--- Exercise materials ---

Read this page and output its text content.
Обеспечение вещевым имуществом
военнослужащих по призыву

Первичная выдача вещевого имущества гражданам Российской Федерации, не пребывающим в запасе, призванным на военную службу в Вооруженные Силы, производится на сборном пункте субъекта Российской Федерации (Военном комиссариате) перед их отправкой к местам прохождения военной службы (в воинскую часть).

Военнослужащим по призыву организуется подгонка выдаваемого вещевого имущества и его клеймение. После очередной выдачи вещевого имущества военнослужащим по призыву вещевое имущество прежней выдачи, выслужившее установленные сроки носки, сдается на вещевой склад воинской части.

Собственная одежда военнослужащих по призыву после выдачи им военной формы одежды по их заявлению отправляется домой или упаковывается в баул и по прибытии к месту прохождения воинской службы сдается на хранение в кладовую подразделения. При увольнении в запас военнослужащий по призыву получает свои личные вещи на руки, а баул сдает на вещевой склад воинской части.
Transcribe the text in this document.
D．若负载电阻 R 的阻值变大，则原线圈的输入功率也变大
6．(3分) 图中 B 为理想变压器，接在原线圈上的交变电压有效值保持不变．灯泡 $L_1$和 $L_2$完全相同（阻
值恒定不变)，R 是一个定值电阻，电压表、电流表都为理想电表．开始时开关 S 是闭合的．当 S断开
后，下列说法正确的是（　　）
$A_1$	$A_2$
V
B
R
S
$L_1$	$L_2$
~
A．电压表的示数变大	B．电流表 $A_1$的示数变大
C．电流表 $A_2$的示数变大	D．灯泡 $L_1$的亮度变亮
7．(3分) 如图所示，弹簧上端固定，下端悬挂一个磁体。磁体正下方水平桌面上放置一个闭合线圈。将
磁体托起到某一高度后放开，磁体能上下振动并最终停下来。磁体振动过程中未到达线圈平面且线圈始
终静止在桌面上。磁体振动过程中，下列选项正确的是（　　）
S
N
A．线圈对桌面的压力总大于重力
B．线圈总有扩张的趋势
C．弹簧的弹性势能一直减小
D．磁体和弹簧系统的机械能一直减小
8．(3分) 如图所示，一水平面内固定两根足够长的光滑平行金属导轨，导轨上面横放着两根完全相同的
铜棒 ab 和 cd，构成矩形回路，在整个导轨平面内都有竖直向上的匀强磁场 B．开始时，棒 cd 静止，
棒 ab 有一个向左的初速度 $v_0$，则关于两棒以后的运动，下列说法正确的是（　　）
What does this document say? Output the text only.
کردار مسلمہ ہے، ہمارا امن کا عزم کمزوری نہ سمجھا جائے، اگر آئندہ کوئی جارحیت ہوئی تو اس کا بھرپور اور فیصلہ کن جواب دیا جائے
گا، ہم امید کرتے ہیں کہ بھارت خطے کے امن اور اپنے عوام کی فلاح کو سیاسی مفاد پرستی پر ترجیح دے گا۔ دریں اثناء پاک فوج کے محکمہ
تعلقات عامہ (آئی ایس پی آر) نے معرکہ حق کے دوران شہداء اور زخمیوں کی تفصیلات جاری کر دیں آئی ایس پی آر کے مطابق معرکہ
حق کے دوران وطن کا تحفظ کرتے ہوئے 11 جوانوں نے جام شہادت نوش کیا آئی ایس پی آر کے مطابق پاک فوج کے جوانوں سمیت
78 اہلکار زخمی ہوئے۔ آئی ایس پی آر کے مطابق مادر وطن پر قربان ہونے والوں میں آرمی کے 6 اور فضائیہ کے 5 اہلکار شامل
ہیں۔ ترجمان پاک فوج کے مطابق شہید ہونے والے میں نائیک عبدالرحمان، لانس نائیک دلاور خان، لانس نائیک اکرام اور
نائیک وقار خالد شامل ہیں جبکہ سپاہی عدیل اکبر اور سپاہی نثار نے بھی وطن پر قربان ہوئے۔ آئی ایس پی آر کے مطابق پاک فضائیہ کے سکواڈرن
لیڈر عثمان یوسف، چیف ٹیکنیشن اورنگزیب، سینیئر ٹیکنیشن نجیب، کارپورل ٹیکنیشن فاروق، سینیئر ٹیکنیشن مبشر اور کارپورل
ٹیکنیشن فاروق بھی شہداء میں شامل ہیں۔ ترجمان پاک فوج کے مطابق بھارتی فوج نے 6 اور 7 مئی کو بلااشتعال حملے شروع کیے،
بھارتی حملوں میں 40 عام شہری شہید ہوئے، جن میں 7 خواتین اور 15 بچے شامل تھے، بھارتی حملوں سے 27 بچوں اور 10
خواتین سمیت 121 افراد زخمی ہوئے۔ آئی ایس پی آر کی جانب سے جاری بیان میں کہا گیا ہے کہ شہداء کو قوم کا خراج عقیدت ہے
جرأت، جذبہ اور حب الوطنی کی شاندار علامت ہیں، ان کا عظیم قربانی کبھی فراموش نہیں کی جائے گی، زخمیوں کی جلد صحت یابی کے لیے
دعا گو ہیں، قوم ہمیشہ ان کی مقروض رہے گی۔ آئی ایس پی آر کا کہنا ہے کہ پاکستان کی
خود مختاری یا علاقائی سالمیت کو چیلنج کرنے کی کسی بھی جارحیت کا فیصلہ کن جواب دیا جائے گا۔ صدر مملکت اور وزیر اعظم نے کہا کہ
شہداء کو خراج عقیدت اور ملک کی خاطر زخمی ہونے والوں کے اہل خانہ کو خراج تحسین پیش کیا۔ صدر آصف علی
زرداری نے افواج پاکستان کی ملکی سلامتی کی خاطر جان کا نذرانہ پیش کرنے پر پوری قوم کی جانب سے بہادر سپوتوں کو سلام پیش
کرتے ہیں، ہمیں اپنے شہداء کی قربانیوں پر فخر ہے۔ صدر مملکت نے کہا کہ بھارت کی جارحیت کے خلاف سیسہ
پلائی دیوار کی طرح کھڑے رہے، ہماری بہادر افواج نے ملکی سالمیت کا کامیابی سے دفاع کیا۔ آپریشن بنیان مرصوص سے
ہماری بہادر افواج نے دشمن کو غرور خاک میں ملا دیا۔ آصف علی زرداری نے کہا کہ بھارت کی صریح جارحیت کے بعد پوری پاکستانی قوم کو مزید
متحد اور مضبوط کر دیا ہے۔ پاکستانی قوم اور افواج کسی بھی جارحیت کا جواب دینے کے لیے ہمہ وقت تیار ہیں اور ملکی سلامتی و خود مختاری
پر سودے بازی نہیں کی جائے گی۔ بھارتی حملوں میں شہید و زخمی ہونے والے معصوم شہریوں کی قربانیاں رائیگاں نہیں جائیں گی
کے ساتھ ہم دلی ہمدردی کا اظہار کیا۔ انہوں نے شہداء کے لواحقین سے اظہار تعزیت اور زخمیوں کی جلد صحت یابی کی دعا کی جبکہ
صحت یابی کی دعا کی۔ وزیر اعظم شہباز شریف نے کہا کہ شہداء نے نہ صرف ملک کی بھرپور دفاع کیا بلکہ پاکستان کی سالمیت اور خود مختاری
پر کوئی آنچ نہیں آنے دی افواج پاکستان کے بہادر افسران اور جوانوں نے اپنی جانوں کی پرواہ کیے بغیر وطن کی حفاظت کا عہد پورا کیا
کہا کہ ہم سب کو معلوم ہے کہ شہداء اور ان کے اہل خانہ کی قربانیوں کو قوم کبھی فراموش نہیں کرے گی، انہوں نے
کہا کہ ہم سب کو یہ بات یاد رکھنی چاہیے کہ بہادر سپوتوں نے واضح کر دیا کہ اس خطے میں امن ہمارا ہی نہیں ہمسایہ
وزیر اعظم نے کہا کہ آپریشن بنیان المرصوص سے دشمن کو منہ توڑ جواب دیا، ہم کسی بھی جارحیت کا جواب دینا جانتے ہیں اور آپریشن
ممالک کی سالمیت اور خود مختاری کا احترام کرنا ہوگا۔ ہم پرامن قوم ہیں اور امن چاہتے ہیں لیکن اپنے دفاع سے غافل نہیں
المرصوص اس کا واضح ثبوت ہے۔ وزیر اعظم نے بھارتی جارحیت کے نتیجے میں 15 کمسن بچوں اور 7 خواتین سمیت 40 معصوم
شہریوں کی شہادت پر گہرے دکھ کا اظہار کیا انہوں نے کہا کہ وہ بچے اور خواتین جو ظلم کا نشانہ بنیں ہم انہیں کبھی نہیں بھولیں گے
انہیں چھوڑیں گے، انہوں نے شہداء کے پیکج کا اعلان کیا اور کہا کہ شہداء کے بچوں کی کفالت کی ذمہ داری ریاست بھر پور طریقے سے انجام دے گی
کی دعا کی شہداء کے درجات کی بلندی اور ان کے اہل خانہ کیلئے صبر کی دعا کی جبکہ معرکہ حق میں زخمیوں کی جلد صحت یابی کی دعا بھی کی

---

Directions for this task
How many lines in the listing above contain the string "انہیں"? Answer with the number only.

The output
2